**Do this**
Restate the listing below word for word, omitting any images.
— START Input for this task —
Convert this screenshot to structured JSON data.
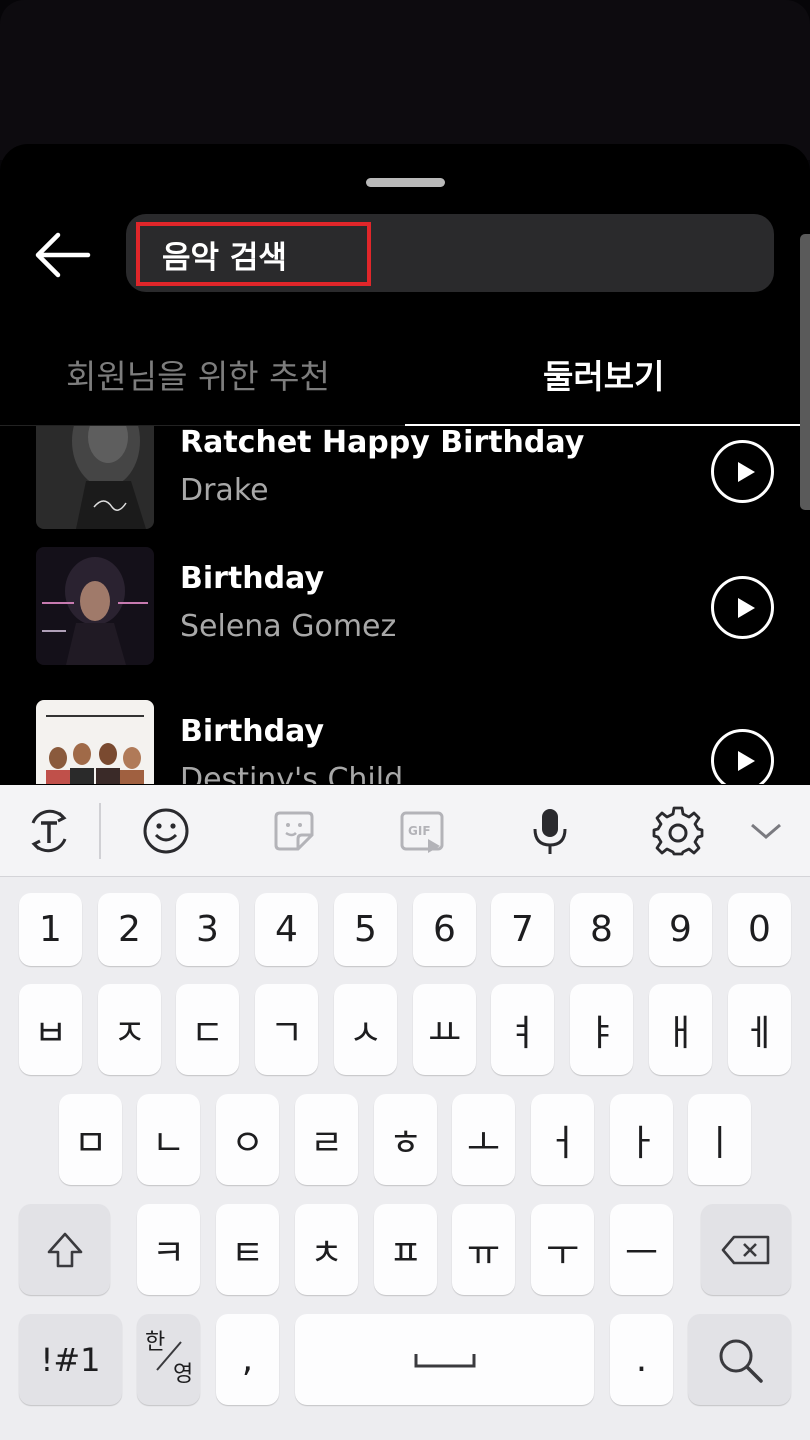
{
  "search": {
    "value": "음악 검색"
  },
  "tabs": [
    {
      "label": "회원님을 위한 추천",
      "selected": false
    },
    {
      "label": "둘러보기",
      "selected": true
    }
  ],
  "songs": [
    {
      "title": "Ratchet Happy Birthday",
      "artist": "Drake",
      "cover": "album-cover-dark"
    },
    {
      "title": "Birthday",
      "artist": "Selena Gomez",
      "cover": "album-cover-stars-dance"
    },
    {
      "title": "Birthday",
      "artist": "Destiny's Child",
      "cover": "album-cover-destinys-child"
    }
  ],
  "keyboard": {
    "toolbar": [
      "text-mode-icon",
      "emoji-icon",
      "sticker-icon",
      "gif-icon",
      "microphone-icon",
      "settings-icon",
      "chevron-down-icon"
    ],
    "rows": [
      [
        "1",
        "2",
        "3",
        "4",
        "5",
        "6",
        "7",
        "8",
        "9",
        "0"
      ],
      [
        "ㅂ",
        "ㅈ",
        "ㄷ",
        "ㄱ",
        "ㅅ",
        "ㅛ",
        "ㅕ",
        "ㅑ",
        "ㅐ",
        "ㅔ"
      ],
      [
        "ㅁ",
        "ㄴ",
        "ㅇ",
        "ㄹ",
        "ㅎ",
        "ㅗ",
        "ㅓ",
        "ㅏ",
        "ㅣ"
      ],
      [
        "ㅋ",
        "ㅌ",
        "ㅊ",
        "ㅍ",
        "ㅠ",
        "ㅜ",
        "ㅡ"
      ]
    ],
    "symbols_key": "!#1",
    "lang_key": {
      "primary": "한",
      "secondary": "영"
    },
    "comma_key": ",",
    "period_key": "."
  },
  "colors": {
    "highlight": "#e0262a",
    "background": "#000000",
    "keyboard": "#ededf0"
  }
}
— END Input for this task —
**Worked solution**
Convert this screenshot to structured JSON data.
{
  "search": {
    "value": "음악 검색"
  },
  "tabs": [
    {
      "label": "회원님을 위한 추천",
      "selected": false
    },
    {
      "label": "둘러보기",
      "selected": true
    }
  ],
  "songs": [
    {
      "title": "Ratchet Happy Birthday",
      "artist": "Drake",
      "cover": "album-cover-dark"
    },
    {
      "title": "Birthday",
      "artist": "Selena Gomez",
      "cover": "album-cover-stars-dance"
    },
    {
      "title": "Birthday",
      "artist": "Destiny's Child",
      "cover": "album-cover-destinys-child"
    }
  ],
  "keyboard": {
    "toolbar": [
      "text-mode-icon",
      "emoji-icon",
      "sticker-icon",
      "gif-icon",
      "microphone-icon",
      "settings-icon",
      "chevron-down-icon"
    ],
    "rows": [
      [
        "1",
        "2",
        "3",
        "4",
        "5",
        "6",
        "7",
        "8",
        "9",
        "0"
      ],
      [
        "ㅂ",
        "ㅈ",
        "ㄷ",
        "ㄱ",
        "ㅅ",
        "ㅛ",
        "ㅕ",
        "ㅑ",
        "ㅐ",
        "ㅔ"
      ],
      [
        "ㅁ",
        "ㄴ",
        "ㅇ",
        "ㄹ",
        "ㅎ",
        "ㅗ",
        "ㅓ",
        "ㅏ",
        "ㅣ"
      ],
      [
        "ㅋ",
        "ㅌ",
        "ㅊ",
        "ㅍ",
        "ㅠ",
        "ㅜ",
        "ㅡ"
      ]
    ],
    "symbols_key": "!#1",
    "lang_key": {
      "primary": "한",
      "secondary": "영"
    },
    "comma_key": ",",
    "period_key": "."
  },
  "colors": {
    "highlight": "#e0262a",
    "background": "#000000",
    "keyboard": "#ededf0"
  }
}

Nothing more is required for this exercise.